— start of Extracted information —

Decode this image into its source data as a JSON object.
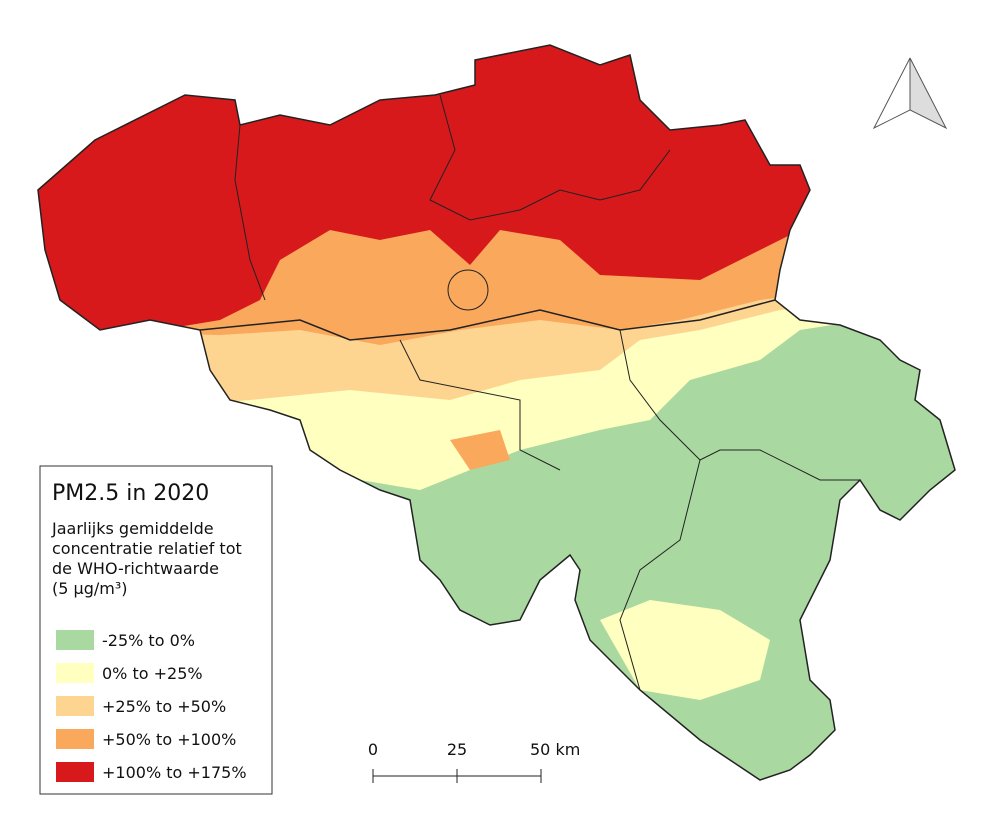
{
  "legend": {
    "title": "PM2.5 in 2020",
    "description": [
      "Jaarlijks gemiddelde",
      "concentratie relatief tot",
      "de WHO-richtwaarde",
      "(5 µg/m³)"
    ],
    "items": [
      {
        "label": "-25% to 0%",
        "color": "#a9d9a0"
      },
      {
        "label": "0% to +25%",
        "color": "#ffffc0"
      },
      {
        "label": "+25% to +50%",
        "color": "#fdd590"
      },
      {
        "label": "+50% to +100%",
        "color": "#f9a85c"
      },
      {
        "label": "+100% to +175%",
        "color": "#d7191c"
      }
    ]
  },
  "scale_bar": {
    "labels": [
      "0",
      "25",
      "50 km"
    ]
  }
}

— end of Extracted information —

● Prompt
The records above must be echoed exactly, minus their pictures.

● Finished task
Decode this image into its source data as a JSON object.
{
  "legend": {
    "title": "PM2.5 in 2020",
    "description": [
      "Jaarlijks gemiddelde",
      "concentratie relatief tot",
      "de WHO-richtwaarde",
      "(5 µg/m³)"
    ],
    "items": [
      {
        "label": "-25% to 0%",
        "color": "#a9d9a0"
      },
      {
        "label": "0% to +25%",
        "color": "#ffffc0"
      },
      {
        "label": "+25% to +50%",
        "color": "#fdd590"
      },
      {
        "label": "+50% to +100%",
        "color": "#f9a85c"
      },
      {
        "label": "+100% to +175%",
        "color": "#d7191c"
      }
    ]
  },
  "scale_bar": {
    "labels": [
      "0",
      "25",
      "50 km"
    ]
  }
}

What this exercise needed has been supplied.